=== Short exercise ===
Please transcribe the listing below in full and word for word, without its pictures.
--- START Raw data ---
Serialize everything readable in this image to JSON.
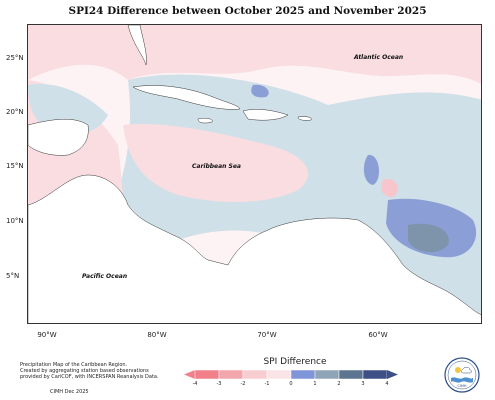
{
  "title": "SPI24 Difference between October 2025 and November 2025",
  "lat_labels": [
    "25°N",
    "20°N",
    "15°N",
    "10°N",
    "5°N"
  ],
  "lon_labels": [
    "90°W",
    "80°W",
    "70°W",
    "60°W"
  ],
  "place_labels": {
    "atlantic": "Atlantic Ocean",
    "caribbean": "Caribbean Sea",
    "pacific": "Pacific Ocean"
  },
  "credit": {
    "line1": "Precipitation Map of the Caribbean Region.",
    "line2": "Created by aggregating station based observations",
    "line3": "provided by CariCOF, with INCERSPAN Reanalysis Data.",
    "line4": "CIMH Dec 2025"
  },
  "colorbar": {
    "title": "SPI Difference",
    "ticks": [
      "-4",
      "-3",
      "-2",
      "-1",
      "0",
      "1",
      "2",
      "3",
      "4"
    ],
    "colors": [
      "#f2808a",
      "#f4a6ad",
      "#f7cdd2",
      "#fbe4e7",
      "#d6e6ec",
      "#7f95d8",
      "#8fa4b6",
      "#5d7590",
      "#3d4f86"
    ]
  },
  "logo_text": "CIMH"
}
--- END Raw data ---
=== Finished answer ===
Serialize everything readable in this image to JSON.
{
  "title": "SPI24 Difference between October 2025 and November 2025",
  "lat_labels": [
    "25°N",
    "20°N",
    "15°N",
    "10°N",
    "5°N"
  ],
  "lon_labels": [
    "90°W",
    "80°W",
    "70°W",
    "60°W"
  ],
  "place_labels": {
    "atlantic": "Atlantic Ocean",
    "caribbean": "Caribbean Sea",
    "pacific": "Pacific Ocean"
  },
  "credit": {
    "line1": "Precipitation Map of the Caribbean Region.",
    "line2": "Created by aggregating station based observations",
    "line3": "provided by CariCOF, with INCERSPAN Reanalysis Data.",
    "line4": "CIMH Dec 2025"
  },
  "colorbar": {
    "title": "SPI Difference",
    "ticks": [
      "-4",
      "-3",
      "-2",
      "-1",
      "0",
      "1",
      "2",
      "3",
      "4"
    ],
    "colors": [
      "#f2808a",
      "#f4a6ad",
      "#f7cdd2",
      "#fbe4e7",
      "#d6e6ec",
      "#7f95d8",
      "#8fa4b6",
      "#5d7590",
      "#3d4f86"
    ]
  },
  "logo_text": "CIMH"
}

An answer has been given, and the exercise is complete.